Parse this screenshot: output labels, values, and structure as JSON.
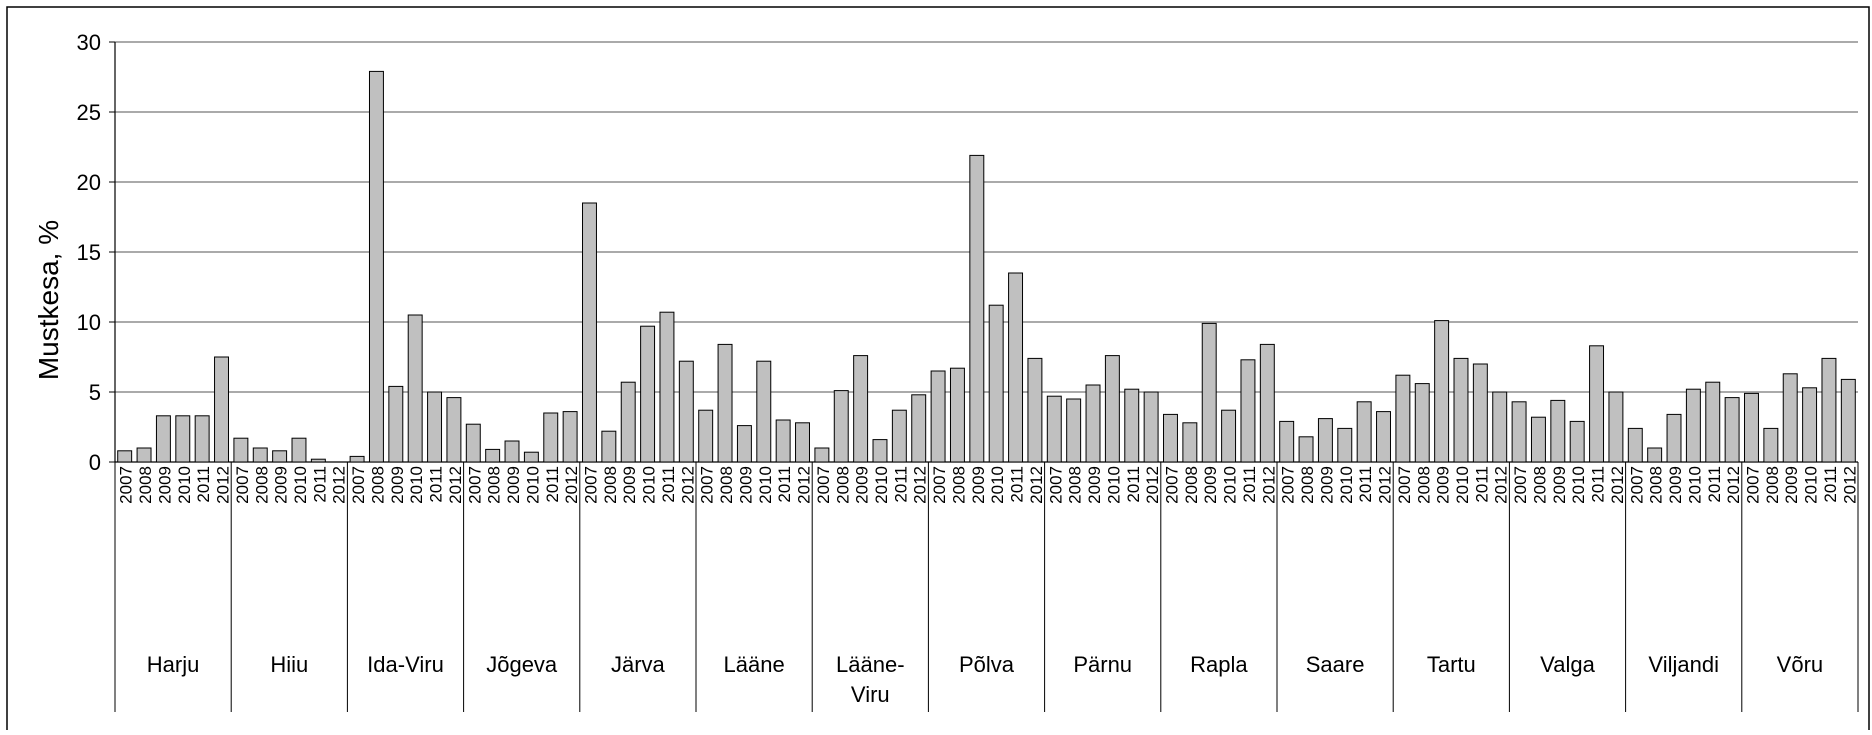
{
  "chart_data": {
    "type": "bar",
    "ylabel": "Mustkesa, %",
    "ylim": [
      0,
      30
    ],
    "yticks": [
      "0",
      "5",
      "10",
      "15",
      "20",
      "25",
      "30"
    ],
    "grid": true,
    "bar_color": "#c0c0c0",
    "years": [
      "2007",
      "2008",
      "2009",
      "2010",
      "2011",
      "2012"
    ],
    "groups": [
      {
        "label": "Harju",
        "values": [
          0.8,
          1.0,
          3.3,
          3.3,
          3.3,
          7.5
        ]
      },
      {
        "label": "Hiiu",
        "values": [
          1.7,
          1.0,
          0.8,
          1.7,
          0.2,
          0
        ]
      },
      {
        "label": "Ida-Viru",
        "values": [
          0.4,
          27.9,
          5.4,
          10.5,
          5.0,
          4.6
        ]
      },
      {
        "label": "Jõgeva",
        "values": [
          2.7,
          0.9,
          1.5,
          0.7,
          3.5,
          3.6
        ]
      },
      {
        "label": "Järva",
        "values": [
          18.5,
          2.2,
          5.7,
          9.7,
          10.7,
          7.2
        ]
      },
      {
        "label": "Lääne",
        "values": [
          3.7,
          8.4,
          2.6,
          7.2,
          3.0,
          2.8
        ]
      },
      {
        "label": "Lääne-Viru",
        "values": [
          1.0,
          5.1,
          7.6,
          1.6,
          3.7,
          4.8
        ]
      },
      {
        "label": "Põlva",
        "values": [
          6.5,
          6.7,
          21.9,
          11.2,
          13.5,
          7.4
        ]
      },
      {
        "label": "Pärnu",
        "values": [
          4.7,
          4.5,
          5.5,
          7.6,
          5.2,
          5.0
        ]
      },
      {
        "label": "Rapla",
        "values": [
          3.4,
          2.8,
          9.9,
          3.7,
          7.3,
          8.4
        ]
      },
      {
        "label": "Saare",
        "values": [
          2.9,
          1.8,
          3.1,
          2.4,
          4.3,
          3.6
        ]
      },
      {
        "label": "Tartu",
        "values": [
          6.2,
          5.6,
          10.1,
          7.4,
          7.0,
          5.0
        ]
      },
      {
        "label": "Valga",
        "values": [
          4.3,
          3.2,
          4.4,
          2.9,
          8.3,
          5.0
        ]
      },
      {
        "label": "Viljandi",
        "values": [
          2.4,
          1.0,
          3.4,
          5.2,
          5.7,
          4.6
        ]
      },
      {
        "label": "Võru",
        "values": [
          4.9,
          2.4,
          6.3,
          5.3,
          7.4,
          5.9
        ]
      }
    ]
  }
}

--*--

BRIEF: Write the entries above out in full, exactly, with no images.

TASK RESPONSE:
Parse this screenshot: output labels, values, and structure as JSON.
{
  "chart_data": {
    "type": "bar",
    "ylabel": "Mustkesa, %",
    "ylim": [
      0,
      30
    ],
    "yticks": [
      "0",
      "5",
      "10",
      "15",
      "20",
      "25",
      "30"
    ],
    "grid": true,
    "bar_color": "#c0c0c0",
    "years": [
      "2007",
      "2008",
      "2009",
      "2010",
      "2011",
      "2012"
    ],
    "groups": [
      {
        "label": "Harju",
        "values": [
          0.8,
          1.0,
          3.3,
          3.3,
          3.3,
          7.5
        ]
      },
      {
        "label": "Hiiu",
        "values": [
          1.7,
          1.0,
          0.8,
          1.7,
          0.2,
          0
        ]
      },
      {
        "label": "Ida-Viru",
        "values": [
          0.4,
          27.9,
          5.4,
          10.5,
          5.0,
          4.6
        ]
      },
      {
        "label": "Jõgeva",
        "values": [
          2.7,
          0.9,
          1.5,
          0.7,
          3.5,
          3.6
        ]
      },
      {
        "label": "Järva",
        "values": [
          18.5,
          2.2,
          5.7,
          9.7,
          10.7,
          7.2
        ]
      },
      {
        "label": "Lääne",
        "values": [
          3.7,
          8.4,
          2.6,
          7.2,
          3.0,
          2.8
        ]
      },
      {
        "label": "Lääne-Viru",
        "values": [
          1.0,
          5.1,
          7.6,
          1.6,
          3.7,
          4.8
        ]
      },
      {
        "label": "Põlva",
        "values": [
          6.5,
          6.7,
          21.9,
          11.2,
          13.5,
          7.4
        ]
      },
      {
        "label": "Pärnu",
        "values": [
          4.7,
          4.5,
          5.5,
          7.6,
          5.2,
          5.0
        ]
      },
      {
        "label": "Rapla",
        "values": [
          3.4,
          2.8,
          9.9,
          3.7,
          7.3,
          8.4
        ]
      },
      {
        "label": "Saare",
        "values": [
          2.9,
          1.8,
          3.1,
          2.4,
          4.3,
          3.6
        ]
      },
      {
        "label": "Tartu",
        "values": [
          6.2,
          5.6,
          10.1,
          7.4,
          7.0,
          5.0
        ]
      },
      {
        "label": "Valga",
        "values": [
          4.3,
          3.2,
          4.4,
          2.9,
          8.3,
          5.0
        ]
      },
      {
        "label": "Viljandi",
        "values": [
          2.4,
          1.0,
          3.4,
          5.2,
          5.7,
          4.6
        ]
      },
      {
        "label": "Võru",
        "values": [
          4.9,
          2.4,
          6.3,
          5.3,
          7.4,
          5.9
        ]
      }
    ]
  }
}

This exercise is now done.